# TASK TO COMPLETE
Count the lines below that include the word "July" and write that number alone.

# Source data
□ □ □ □
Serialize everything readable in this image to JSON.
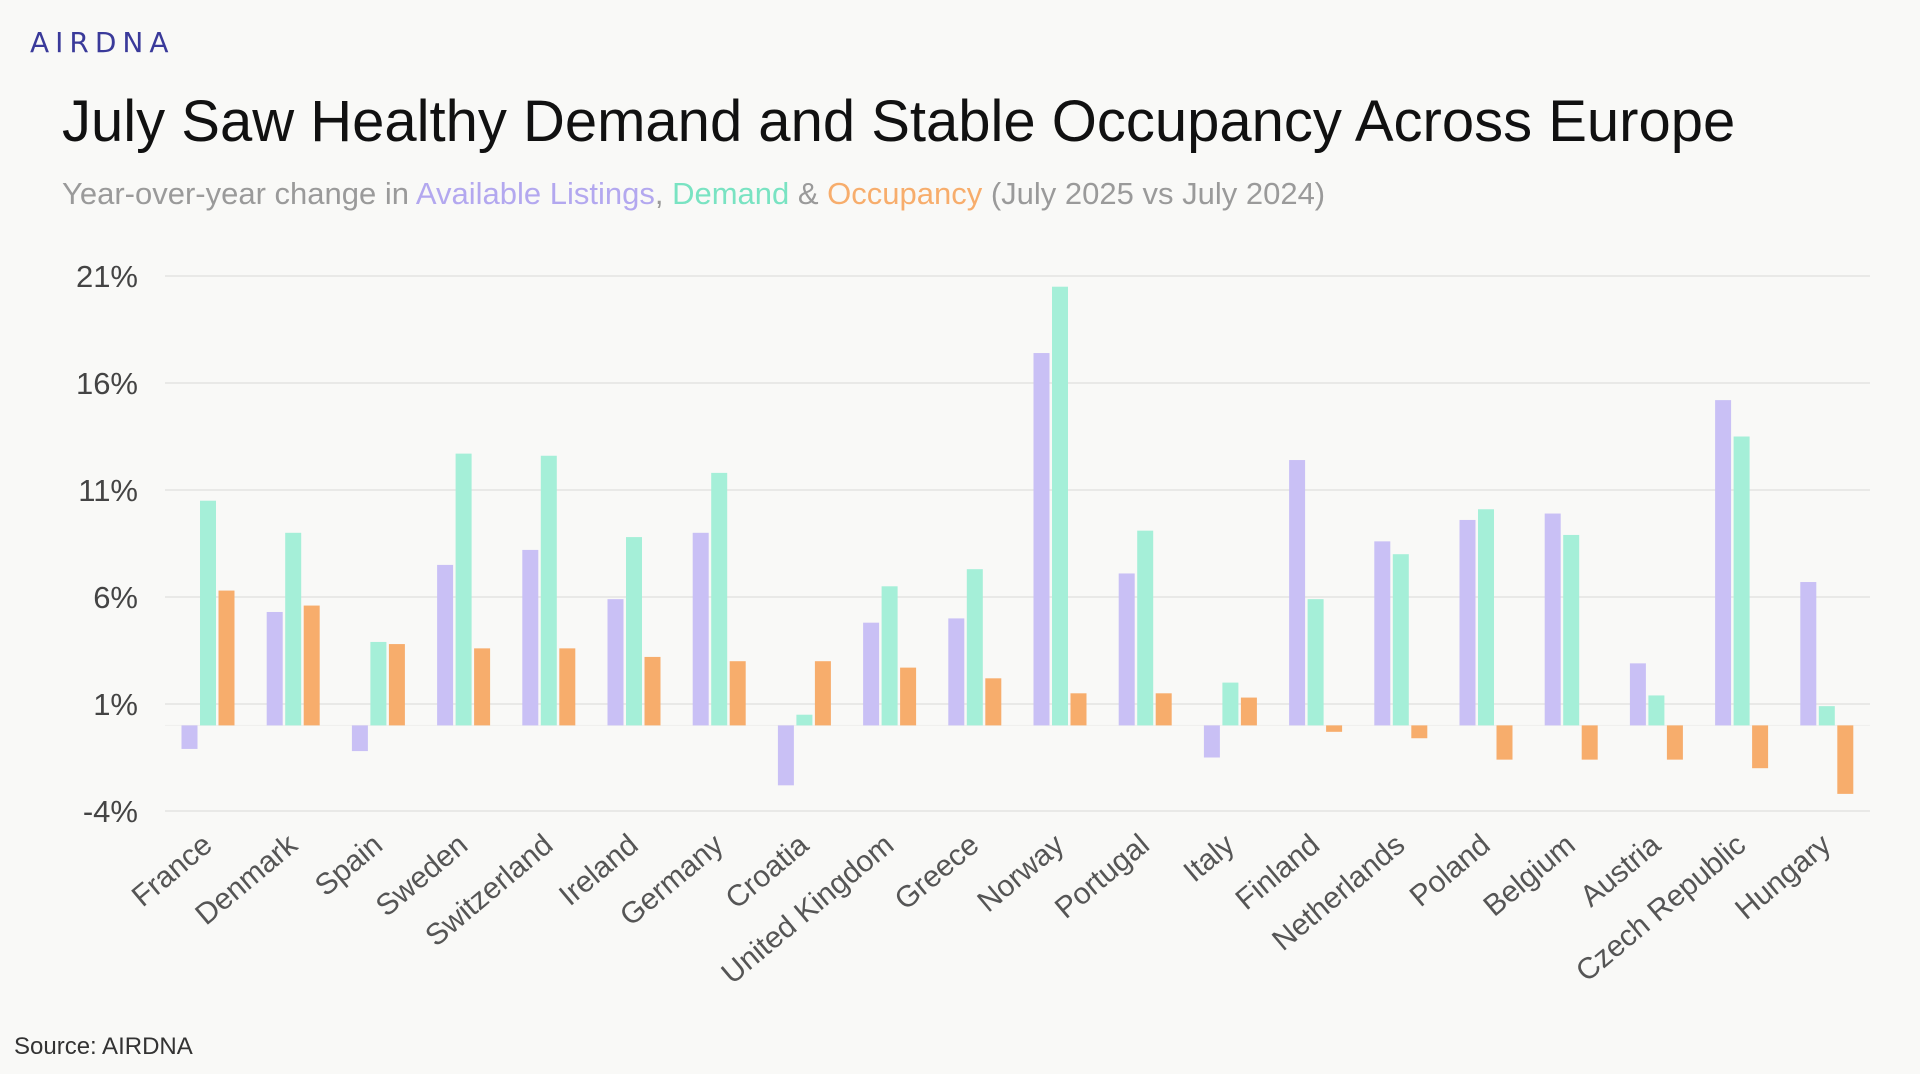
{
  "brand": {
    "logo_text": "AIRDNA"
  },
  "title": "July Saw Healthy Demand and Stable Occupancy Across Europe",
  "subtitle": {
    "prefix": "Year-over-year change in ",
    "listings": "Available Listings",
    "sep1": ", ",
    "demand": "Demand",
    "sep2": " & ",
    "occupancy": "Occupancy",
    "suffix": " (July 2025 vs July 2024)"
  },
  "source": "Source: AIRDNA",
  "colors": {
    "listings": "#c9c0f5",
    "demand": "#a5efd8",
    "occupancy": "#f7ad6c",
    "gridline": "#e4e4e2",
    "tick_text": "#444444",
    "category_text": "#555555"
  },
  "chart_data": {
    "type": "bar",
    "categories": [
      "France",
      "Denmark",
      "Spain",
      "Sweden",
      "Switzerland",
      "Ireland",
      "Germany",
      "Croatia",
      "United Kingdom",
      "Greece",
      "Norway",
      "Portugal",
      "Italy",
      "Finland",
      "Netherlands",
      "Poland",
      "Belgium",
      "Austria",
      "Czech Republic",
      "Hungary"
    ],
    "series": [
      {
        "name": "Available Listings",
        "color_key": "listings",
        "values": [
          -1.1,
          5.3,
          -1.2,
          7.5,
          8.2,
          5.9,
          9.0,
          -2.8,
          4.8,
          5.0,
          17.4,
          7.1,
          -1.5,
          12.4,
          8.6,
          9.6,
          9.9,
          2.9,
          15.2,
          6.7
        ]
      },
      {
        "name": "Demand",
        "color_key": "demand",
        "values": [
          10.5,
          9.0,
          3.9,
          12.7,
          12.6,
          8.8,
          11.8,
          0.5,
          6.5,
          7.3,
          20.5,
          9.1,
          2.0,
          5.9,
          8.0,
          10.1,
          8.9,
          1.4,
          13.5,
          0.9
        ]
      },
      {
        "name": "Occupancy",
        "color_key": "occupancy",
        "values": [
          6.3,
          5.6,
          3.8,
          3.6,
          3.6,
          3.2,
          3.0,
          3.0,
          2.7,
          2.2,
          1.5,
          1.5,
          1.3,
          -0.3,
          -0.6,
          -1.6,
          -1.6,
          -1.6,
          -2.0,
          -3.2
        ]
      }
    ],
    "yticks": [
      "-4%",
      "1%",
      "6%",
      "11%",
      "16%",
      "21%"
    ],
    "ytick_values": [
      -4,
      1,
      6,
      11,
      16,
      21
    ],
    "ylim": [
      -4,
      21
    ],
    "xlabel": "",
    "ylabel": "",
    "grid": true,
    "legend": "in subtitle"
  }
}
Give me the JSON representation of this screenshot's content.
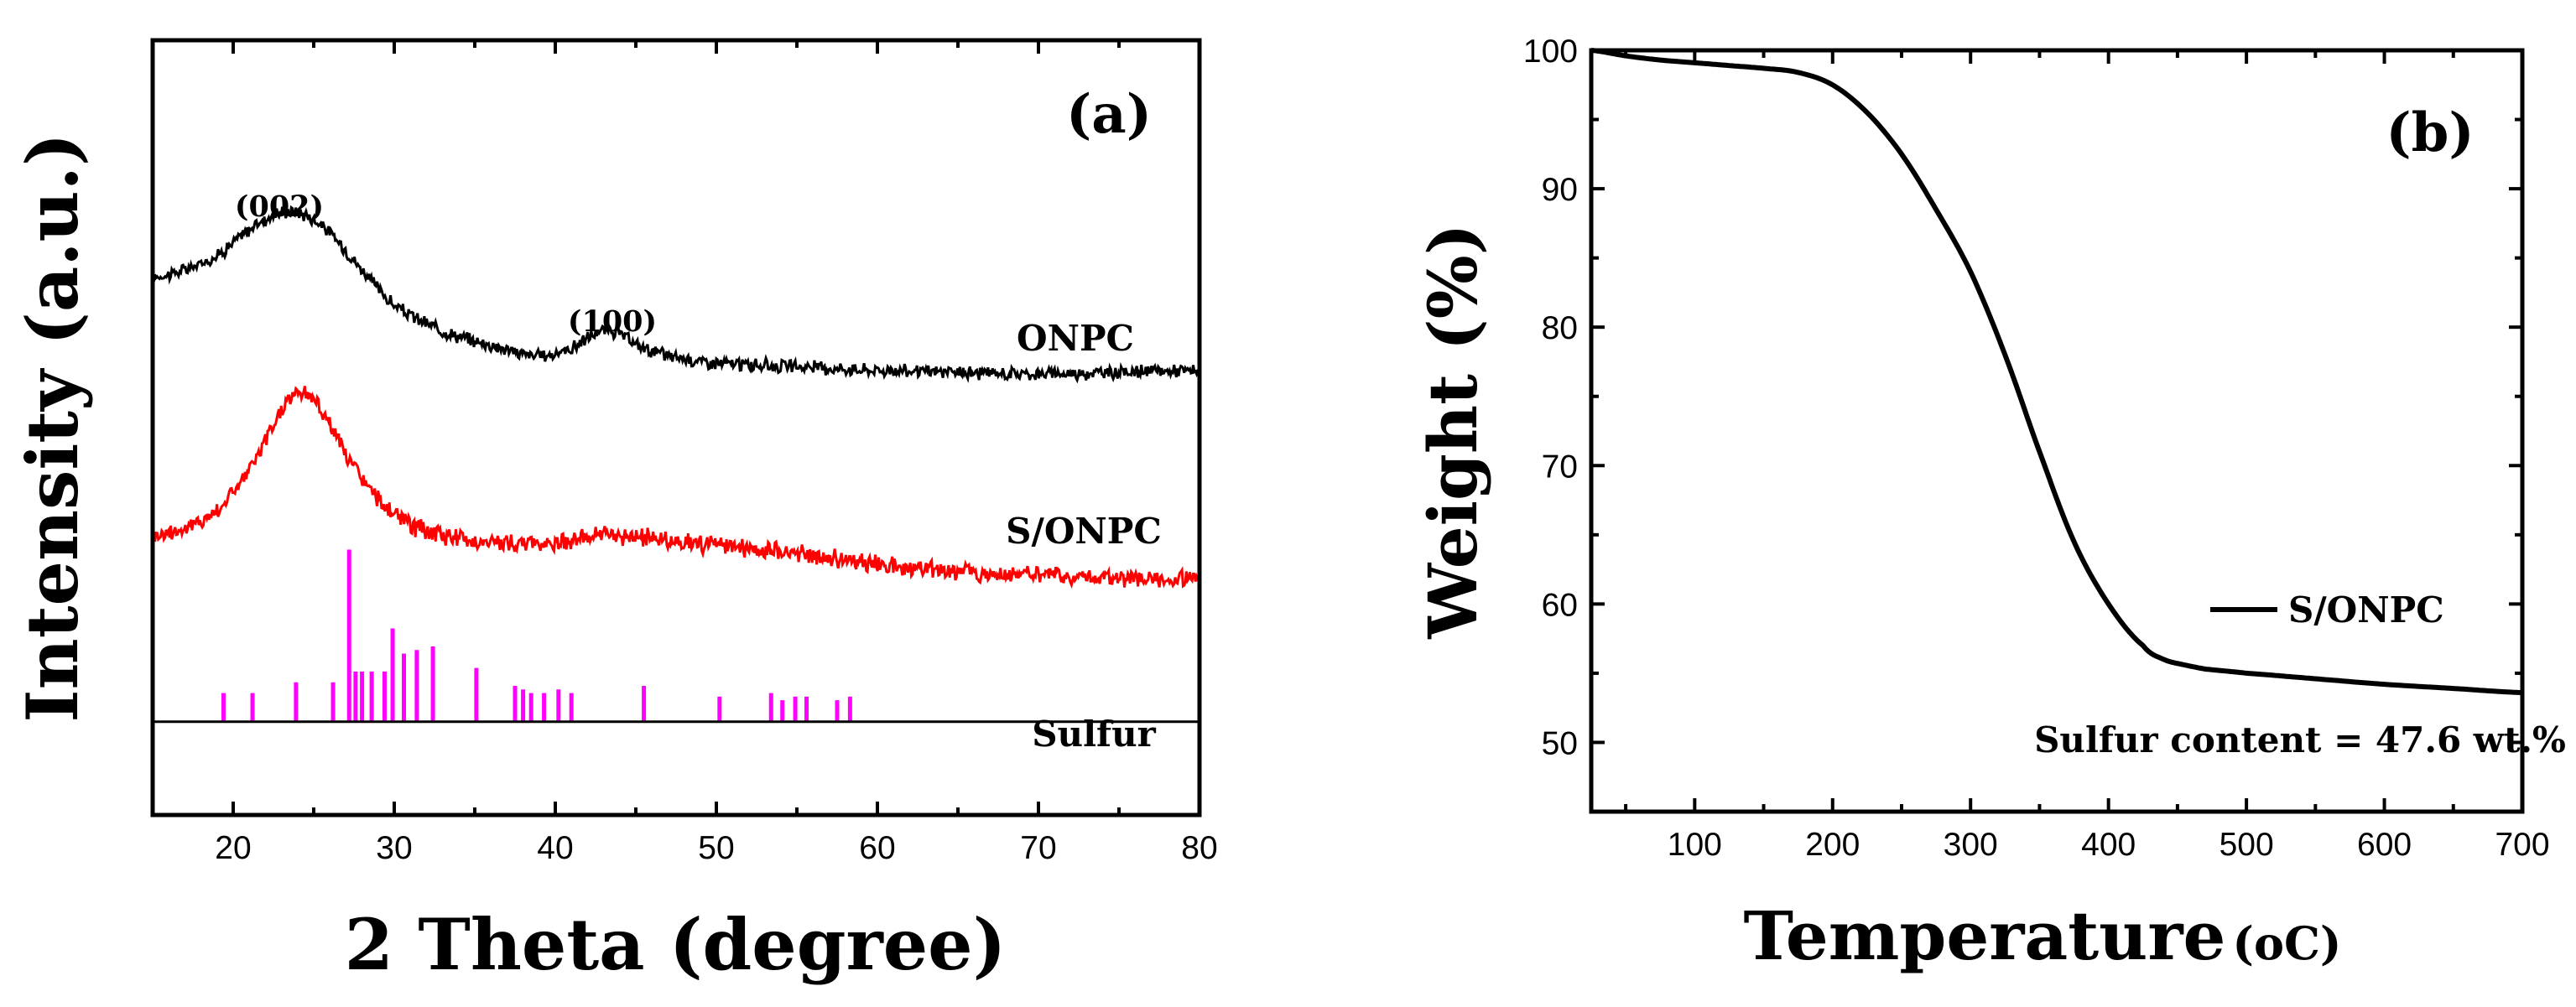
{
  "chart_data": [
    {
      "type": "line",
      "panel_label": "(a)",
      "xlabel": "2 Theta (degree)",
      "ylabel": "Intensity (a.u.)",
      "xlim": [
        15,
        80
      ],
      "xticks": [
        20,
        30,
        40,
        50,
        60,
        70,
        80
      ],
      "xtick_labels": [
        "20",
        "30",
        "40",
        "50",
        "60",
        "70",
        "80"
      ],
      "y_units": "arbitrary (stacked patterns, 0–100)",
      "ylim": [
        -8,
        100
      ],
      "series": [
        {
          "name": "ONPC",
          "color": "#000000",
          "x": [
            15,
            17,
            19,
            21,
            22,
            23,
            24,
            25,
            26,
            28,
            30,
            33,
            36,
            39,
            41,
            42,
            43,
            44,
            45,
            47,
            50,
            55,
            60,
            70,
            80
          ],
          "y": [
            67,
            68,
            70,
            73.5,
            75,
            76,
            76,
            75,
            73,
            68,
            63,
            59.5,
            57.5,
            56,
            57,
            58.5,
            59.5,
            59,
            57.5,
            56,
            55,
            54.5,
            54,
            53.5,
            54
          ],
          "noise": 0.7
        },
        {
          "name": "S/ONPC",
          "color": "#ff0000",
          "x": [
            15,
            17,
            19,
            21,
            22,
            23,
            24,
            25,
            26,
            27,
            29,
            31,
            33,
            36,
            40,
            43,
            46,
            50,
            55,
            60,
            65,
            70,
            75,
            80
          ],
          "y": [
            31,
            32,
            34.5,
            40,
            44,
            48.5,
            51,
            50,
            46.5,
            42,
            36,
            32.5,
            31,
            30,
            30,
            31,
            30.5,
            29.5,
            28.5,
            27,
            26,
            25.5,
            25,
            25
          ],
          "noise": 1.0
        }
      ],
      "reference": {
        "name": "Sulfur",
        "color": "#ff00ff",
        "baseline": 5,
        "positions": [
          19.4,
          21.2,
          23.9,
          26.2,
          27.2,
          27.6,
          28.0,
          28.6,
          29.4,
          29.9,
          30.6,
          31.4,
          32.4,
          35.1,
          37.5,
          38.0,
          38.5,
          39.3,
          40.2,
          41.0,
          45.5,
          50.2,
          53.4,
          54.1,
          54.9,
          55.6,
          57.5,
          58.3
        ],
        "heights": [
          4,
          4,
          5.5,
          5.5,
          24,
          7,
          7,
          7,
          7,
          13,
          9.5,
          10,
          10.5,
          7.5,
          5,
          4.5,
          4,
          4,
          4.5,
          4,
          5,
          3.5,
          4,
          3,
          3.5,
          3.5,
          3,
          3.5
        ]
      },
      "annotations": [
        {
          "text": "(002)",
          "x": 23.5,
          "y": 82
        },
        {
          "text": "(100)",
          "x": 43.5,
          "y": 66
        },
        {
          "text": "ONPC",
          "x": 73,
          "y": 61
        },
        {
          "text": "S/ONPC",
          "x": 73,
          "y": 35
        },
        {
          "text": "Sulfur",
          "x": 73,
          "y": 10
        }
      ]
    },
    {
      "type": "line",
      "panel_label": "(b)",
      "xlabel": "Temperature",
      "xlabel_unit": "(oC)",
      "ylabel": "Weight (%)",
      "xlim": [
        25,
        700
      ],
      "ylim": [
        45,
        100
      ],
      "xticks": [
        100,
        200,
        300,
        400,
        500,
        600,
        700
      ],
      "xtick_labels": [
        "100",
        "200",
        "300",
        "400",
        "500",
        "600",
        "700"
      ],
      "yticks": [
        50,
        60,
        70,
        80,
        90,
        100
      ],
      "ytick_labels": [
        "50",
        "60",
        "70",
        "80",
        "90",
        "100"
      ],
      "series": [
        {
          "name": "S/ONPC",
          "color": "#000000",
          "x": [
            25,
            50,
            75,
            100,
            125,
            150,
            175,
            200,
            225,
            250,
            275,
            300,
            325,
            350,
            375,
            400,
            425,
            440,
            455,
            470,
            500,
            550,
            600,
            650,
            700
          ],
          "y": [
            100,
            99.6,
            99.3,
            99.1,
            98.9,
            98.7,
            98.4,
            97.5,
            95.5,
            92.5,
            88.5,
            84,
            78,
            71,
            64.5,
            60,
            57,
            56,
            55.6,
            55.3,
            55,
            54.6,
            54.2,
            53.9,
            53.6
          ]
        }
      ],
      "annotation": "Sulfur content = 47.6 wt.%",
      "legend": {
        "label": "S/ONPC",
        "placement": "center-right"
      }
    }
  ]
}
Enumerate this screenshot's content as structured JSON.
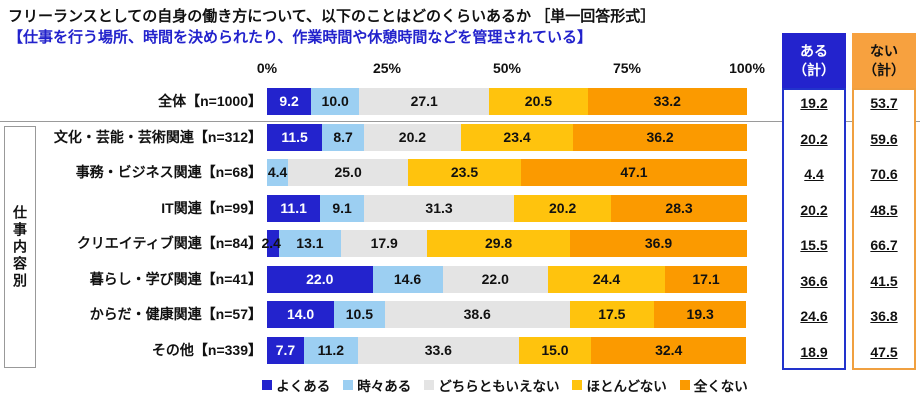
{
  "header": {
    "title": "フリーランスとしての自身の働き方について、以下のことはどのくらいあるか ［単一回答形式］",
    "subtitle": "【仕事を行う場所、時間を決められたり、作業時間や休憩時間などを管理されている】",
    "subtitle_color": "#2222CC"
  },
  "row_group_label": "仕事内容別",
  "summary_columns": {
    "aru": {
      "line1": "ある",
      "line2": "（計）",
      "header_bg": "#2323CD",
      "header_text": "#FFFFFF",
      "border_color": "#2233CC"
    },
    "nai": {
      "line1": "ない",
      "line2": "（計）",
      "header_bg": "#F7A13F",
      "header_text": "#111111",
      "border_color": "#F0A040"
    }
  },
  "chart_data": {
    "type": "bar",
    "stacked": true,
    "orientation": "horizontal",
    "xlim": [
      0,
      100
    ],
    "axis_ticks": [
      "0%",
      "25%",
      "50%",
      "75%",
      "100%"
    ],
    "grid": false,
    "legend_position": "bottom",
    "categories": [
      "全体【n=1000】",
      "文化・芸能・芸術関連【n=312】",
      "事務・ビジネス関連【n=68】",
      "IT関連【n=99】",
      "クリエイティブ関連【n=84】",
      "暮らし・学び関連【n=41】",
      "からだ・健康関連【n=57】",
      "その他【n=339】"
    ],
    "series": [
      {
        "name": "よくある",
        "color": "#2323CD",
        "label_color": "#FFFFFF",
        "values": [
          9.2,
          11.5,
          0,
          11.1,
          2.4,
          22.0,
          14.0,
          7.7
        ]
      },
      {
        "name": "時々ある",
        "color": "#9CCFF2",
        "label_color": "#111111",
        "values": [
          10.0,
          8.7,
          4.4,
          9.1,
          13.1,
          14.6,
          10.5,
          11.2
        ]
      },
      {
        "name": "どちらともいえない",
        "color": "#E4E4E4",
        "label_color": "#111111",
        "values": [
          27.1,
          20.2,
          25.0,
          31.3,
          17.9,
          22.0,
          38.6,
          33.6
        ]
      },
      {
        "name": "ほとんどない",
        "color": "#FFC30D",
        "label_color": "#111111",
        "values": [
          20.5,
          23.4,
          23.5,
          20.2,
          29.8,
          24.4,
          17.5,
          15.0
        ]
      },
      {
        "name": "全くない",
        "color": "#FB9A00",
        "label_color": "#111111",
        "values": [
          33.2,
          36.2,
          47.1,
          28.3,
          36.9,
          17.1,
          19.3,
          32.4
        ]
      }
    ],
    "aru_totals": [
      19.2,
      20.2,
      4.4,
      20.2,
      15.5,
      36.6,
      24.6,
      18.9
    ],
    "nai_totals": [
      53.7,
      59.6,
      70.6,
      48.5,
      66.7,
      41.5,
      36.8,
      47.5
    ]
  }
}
□ □ □ □
# COMPLETED TASK
2